### Available records

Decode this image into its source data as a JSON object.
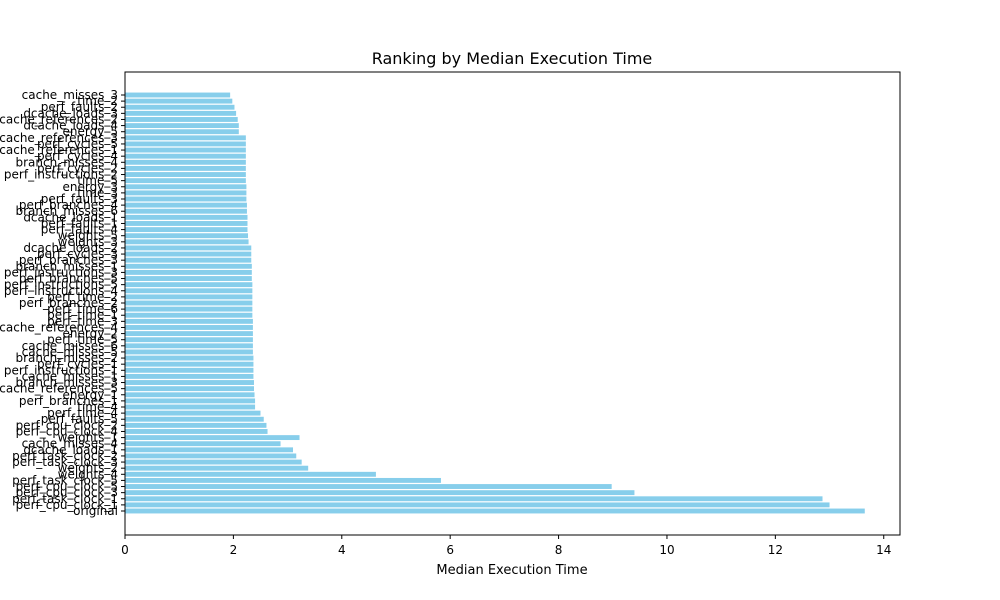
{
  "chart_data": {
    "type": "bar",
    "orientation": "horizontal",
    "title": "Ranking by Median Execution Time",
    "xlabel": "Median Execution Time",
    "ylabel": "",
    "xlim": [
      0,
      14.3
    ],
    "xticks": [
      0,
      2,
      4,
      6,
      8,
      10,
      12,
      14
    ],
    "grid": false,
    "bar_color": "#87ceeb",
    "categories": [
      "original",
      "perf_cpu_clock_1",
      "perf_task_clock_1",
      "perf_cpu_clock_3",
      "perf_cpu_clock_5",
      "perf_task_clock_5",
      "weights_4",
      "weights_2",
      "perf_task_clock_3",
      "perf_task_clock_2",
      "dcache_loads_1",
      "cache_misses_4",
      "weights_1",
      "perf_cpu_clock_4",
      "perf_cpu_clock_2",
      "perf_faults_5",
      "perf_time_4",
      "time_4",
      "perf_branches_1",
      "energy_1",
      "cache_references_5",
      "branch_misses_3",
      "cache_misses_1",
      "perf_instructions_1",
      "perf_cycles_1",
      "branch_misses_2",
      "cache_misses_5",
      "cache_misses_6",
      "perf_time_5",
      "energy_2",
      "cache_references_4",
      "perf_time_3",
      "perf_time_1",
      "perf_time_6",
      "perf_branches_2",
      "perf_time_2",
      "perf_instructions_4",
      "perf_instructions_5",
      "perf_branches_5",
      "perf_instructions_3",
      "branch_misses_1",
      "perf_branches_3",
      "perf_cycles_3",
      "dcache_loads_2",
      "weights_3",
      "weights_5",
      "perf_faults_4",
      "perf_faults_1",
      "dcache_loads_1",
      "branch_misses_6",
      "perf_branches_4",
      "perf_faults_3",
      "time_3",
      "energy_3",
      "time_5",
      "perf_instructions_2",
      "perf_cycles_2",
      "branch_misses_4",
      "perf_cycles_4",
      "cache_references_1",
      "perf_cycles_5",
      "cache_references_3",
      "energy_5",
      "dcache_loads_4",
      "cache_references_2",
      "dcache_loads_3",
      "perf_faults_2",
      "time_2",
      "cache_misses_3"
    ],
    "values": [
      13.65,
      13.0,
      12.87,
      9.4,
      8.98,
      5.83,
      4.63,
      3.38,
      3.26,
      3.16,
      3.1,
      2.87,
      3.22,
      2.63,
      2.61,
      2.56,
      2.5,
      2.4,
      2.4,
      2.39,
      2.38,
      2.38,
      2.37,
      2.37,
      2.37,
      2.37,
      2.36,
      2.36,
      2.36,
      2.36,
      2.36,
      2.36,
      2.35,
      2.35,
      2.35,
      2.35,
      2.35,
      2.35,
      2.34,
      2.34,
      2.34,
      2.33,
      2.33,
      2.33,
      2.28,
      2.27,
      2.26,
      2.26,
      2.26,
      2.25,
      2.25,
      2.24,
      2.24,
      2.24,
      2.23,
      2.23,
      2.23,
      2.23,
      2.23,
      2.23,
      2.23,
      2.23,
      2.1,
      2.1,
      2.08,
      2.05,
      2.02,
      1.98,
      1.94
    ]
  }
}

### Exercise directions
Transcribe every entry word for word, but skip the pictures.

### In response
Decode this image into its source data as a JSON object.
{
  "chart_data": {
    "type": "bar",
    "orientation": "horizontal",
    "title": "Ranking by Median Execution Time",
    "xlabel": "Median Execution Time",
    "ylabel": "",
    "xlim": [
      0,
      14.3
    ],
    "xticks": [
      0,
      2,
      4,
      6,
      8,
      10,
      12,
      14
    ],
    "grid": false,
    "bar_color": "#87ceeb",
    "categories": [
      "original",
      "perf_cpu_clock_1",
      "perf_task_clock_1",
      "perf_cpu_clock_3",
      "perf_cpu_clock_5",
      "perf_task_clock_5",
      "weights_4",
      "weights_2",
      "perf_task_clock_3",
      "perf_task_clock_2",
      "dcache_loads_1",
      "cache_misses_4",
      "weights_1",
      "perf_cpu_clock_4",
      "perf_cpu_clock_2",
      "perf_faults_5",
      "perf_time_4",
      "time_4",
      "perf_branches_1",
      "energy_1",
      "cache_references_5",
      "branch_misses_3",
      "cache_misses_1",
      "perf_instructions_1",
      "perf_cycles_1",
      "branch_misses_2",
      "cache_misses_5",
      "cache_misses_6",
      "perf_time_5",
      "energy_2",
      "cache_references_4",
      "perf_time_3",
      "perf_time_1",
      "perf_time_6",
      "perf_branches_2",
      "perf_time_2",
      "perf_instructions_4",
      "perf_instructions_5",
      "perf_branches_5",
      "perf_instructions_3",
      "branch_misses_1",
      "perf_branches_3",
      "perf_cycles_3",
      "dcache_loads_2",
      "weights_3",
      "weights_5",
      "perf_faults_4",
      "perf_faults_1",
      "dcache_loads_1",
      "branch_misses_6",
      "perf_branches_4",
      "perf_faults_3",
      "time_3",
      "energy_3",
      "time_5",
      "perf_instructions_2",
      "perf_cycles_2",
      "branch_misses_4",
      "perf_cycles_4",
      "cache_references_1",
      "perf_cycles_5",
      "cache_references_3",
      "energy_5",
      "dcache_loads_4",
      "cache_references_2",
      "dcache_loads_3",
      "perf_faults_2",
      "time_2",
      "cache_misses_3"
    ],
    "values": [
      13.65,
      13.0,
      12.87,
      9.4,
      8.98,
      5.83,
      4.63,
      3.38,
      3.26,
      3.16,
      3.1,
      2.87,
      3.22,
      2.63,
      2.61,
      2.56,
      2.5,
      2.4,
      2.4,
      2.39,
      2.38,
      2.38,
      2.37,
      2.37,
      2.37,
      2.37,
      2.36,
      2.36,
      2.36,
      2.36,
      2.36,
      2.36,
      2.35,
      2.35,
      2.35,
      2.35,
      2.35,
      2.35,
      2.34,
      2.34,
      2.34,
      2.33,
      2.33,
      2.33,
      2.28,
      2.27,
      2.26,
      2.26,
      2.26,
      2.25,
      2.25,
      2.24,
      2.24,
      2.24,
      2.23,
      2.23,
      2.23,
      2.23,
      2.23,
      2.23,
      2.23,
      2.23,
      2.1,
      2.1,
      2.08,
      2.05,
      2.02,
      1.98,
      1.94
    ]
  }
}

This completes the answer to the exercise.